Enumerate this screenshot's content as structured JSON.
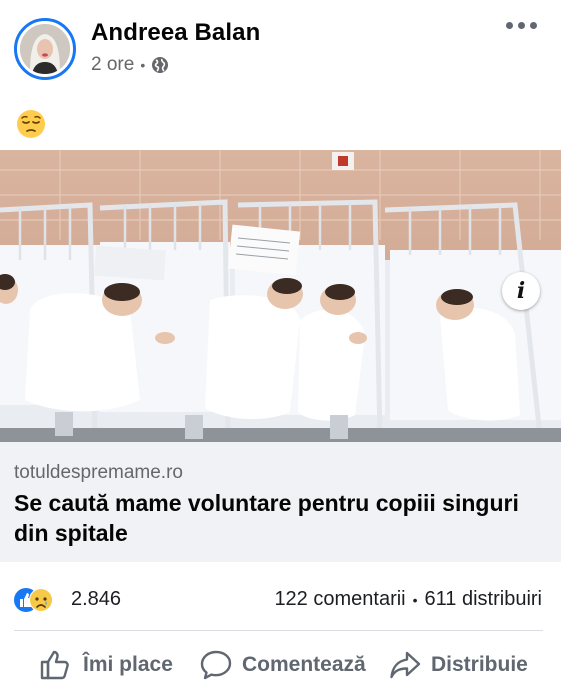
{
  "post": {
    "author": "Andreea Balan",
    "time": "2 ore",
    "separator": "•",
    "privacy_icon": "globe-icon",
    "emoji": "pensive-face",
    "menu_icon": "more-horizontal-icon"
  },
  "link": {
    "domain": "totuldespremame.ro",
    "headline": "Se caută mame voluntare pentru copiii singuri din spitale",
    "info_label": "i"
  },
  "stats": {
    "reactions": [
      "like",
      "sad"
    ],
    "reaction_count": "2.846",
    "comments": "122 comentarii",
    "dot": "•",
    "shares": "611 distribuiri"
  },
  "actions": {
    "like": "Îmi place",
    "comment": "Comentează",
    "share": "Distribuie"
  },
  "colors": {
    "accent": "#1877f2",
    "secondary_text": "#65676b",
    "link_bg": "#f0f2f5"
  }
}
▬▬▬▬▬▬
Goal = Write every entry out again exactly, dropping the pictures.

Solution to this problem =
Enumerate this screenshot's content as structured JSON.
{
  "post": {
    "author": "Andreea Balan",
    "time": "2 ore",
    "separator": "•",
    "privacy_icon": "globe-icon",
    "emoji": "pensive-face",
    "menu_icon": "more-horizontal-icon"
  },
  "link": {
    "domain": "totuldespremame.ro",
    "headline": "Se caută mame voluntare pentru copiii singuri din spitale",
    "info_label": "i"
  },
  "stats": {
    "reactions": [
      "like",
      "sad"
    ],
    "reaction_count": "2.846",
    "comments": "122 comentarii",
    "dot": "•",
    "shares": "611 distribuiri"
  },
  "actions": {
    "like": "Îmi place",
    "comment": "Comentează",
    "share": "Distribuie"
  },
  "colors": {
    "accent": "#1877f2",
    "secondary_text": "#65676b",
    "link_bg": "#f0f2f5"
  }
}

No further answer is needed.